- **Provided records**
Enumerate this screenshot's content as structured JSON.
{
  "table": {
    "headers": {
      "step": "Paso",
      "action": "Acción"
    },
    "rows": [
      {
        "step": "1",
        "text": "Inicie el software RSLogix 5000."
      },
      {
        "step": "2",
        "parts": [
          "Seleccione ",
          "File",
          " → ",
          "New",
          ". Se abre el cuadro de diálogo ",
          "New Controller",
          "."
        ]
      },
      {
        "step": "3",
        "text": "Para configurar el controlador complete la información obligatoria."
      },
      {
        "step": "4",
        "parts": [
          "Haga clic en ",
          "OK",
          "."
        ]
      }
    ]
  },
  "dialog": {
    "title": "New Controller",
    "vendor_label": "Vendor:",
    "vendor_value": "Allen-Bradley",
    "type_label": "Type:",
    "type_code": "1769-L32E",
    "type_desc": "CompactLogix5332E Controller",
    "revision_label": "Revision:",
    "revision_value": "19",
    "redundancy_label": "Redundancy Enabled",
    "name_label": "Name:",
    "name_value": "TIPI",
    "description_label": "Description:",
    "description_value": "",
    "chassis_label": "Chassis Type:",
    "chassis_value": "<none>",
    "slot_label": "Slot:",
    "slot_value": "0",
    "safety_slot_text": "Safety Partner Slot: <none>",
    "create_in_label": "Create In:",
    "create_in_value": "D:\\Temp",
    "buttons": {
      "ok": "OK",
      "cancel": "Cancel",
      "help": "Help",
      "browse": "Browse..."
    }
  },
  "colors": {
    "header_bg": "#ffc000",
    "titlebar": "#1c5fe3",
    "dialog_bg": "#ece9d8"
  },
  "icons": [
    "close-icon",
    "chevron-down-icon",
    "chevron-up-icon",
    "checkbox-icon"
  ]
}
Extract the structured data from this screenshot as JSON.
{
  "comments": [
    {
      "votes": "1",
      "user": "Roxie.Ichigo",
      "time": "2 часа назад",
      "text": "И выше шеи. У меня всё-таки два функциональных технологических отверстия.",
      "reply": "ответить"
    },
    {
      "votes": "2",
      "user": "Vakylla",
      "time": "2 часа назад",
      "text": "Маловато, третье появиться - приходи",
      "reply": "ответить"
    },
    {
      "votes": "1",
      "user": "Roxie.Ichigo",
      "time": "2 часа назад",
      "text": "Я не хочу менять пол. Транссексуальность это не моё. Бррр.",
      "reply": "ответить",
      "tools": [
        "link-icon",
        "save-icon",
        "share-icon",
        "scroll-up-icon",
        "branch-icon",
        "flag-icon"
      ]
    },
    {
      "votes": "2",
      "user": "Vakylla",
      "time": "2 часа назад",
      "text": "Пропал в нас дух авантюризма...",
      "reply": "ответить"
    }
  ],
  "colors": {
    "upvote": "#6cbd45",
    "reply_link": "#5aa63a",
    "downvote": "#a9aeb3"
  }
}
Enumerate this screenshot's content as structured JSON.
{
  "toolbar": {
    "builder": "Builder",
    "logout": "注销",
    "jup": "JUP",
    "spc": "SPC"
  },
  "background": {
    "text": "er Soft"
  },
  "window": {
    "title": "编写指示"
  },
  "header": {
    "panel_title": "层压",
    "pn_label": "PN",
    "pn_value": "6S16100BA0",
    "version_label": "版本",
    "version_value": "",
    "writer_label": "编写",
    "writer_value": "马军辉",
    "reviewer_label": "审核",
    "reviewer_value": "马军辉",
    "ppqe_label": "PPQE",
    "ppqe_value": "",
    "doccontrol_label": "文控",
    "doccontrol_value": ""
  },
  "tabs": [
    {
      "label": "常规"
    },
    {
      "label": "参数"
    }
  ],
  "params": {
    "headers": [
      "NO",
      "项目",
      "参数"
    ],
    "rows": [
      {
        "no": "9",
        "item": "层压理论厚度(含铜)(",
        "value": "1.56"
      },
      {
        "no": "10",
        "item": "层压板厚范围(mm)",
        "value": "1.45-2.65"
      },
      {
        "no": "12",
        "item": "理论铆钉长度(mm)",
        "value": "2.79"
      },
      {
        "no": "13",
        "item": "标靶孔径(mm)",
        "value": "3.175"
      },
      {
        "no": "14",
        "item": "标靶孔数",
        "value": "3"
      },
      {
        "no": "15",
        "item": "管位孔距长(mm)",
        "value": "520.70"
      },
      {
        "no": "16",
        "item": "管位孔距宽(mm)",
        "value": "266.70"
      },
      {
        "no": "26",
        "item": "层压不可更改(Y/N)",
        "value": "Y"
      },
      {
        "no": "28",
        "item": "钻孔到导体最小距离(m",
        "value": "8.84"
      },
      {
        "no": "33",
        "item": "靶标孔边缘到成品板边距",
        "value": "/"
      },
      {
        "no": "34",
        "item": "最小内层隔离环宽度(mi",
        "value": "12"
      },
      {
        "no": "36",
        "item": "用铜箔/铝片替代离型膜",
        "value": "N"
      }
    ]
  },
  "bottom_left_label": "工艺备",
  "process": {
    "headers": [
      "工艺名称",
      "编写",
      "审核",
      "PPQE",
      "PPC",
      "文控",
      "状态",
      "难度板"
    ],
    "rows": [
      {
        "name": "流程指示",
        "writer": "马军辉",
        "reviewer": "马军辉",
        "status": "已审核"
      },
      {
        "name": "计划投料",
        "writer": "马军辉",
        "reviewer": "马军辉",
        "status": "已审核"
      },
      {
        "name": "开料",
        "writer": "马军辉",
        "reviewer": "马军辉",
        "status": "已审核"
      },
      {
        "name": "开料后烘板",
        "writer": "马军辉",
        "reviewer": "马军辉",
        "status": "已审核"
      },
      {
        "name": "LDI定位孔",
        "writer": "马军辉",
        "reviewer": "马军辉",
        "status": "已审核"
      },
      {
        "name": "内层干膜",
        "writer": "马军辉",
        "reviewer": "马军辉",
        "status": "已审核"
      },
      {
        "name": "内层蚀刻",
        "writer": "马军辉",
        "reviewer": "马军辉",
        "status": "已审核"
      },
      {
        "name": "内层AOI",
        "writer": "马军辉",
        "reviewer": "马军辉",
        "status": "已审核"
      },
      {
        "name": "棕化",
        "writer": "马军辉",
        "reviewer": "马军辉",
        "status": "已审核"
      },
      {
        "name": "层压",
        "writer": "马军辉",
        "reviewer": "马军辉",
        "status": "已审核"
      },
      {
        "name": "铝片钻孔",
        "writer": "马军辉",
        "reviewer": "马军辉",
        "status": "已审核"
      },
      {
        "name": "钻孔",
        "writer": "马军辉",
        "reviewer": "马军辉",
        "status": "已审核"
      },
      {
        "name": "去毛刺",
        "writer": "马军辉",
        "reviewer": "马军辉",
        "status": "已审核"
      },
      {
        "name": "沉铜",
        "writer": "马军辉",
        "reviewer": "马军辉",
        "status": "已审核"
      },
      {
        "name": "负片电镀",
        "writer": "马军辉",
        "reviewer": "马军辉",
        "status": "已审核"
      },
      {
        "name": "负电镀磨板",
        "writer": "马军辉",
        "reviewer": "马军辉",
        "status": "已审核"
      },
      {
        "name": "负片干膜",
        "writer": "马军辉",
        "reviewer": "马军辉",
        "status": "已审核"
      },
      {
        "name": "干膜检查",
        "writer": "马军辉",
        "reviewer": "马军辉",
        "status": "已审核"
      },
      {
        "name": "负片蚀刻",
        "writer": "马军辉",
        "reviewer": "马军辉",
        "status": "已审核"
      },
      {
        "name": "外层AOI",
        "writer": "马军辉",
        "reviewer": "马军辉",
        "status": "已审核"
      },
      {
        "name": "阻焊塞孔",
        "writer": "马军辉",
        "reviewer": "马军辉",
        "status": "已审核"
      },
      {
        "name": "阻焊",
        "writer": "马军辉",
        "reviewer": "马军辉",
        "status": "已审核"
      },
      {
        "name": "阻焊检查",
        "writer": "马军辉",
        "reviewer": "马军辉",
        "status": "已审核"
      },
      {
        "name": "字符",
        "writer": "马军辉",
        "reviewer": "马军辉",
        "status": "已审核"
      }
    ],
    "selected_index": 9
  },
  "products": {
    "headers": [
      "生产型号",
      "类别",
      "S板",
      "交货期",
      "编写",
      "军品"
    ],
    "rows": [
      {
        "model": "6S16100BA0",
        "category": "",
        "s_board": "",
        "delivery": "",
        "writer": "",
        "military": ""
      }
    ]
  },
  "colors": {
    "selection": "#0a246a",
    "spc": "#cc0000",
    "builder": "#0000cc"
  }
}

- **Exercise aim**
Looking at the material above, count the lines that hold "item" and give the total alone.

- **Problem solution**
12